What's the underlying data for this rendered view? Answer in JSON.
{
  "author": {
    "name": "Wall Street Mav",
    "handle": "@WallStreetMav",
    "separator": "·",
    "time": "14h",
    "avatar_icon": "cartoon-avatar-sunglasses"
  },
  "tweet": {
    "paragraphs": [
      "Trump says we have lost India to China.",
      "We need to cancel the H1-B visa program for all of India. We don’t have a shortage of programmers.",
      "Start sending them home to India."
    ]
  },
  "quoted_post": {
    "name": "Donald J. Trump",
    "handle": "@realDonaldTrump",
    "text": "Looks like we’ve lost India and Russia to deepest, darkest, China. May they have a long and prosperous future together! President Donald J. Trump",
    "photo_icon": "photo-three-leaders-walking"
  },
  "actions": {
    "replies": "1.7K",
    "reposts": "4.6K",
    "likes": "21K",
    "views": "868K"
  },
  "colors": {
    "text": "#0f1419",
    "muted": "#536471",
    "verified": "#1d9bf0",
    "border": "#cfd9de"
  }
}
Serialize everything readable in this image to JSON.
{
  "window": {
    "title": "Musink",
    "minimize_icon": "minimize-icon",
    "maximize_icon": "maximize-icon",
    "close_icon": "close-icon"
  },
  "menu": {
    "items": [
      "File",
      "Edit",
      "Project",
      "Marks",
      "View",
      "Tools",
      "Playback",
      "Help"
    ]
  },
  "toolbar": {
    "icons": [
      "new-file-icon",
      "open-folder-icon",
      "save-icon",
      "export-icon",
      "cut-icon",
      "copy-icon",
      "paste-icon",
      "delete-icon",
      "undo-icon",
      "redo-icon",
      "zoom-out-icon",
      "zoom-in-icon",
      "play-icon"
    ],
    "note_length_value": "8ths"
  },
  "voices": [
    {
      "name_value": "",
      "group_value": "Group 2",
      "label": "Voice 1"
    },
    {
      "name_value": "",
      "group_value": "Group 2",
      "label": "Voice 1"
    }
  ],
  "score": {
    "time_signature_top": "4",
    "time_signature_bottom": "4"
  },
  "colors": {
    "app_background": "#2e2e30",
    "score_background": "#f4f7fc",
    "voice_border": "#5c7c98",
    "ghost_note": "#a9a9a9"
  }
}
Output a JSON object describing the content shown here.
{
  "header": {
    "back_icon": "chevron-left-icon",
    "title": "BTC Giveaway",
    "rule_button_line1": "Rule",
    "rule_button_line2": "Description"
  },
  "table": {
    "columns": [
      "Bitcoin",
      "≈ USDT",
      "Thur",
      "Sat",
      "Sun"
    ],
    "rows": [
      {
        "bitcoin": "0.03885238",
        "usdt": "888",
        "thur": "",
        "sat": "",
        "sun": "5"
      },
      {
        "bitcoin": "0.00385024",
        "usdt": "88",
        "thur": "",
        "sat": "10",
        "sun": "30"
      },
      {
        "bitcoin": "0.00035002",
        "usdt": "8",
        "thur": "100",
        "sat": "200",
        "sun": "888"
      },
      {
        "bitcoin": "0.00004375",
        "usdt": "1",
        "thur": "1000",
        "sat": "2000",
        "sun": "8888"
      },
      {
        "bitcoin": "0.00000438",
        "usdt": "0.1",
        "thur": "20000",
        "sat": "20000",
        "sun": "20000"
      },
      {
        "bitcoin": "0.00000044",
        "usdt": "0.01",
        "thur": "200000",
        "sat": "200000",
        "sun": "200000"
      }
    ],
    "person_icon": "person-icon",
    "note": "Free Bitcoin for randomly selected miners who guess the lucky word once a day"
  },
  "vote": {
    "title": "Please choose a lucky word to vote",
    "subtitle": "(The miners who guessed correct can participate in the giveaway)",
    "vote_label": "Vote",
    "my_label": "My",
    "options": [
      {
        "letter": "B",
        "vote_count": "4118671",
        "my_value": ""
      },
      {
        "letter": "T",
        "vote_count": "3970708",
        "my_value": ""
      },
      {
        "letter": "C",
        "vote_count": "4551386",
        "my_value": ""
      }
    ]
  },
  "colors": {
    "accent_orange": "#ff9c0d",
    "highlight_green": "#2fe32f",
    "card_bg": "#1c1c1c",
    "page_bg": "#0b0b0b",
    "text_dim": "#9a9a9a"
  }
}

——

AIM OF THE TASK: Report the number of lines in the entries above that include the word "this" and add nothing to it.

RESPONSE TO THE EXERCISE: 2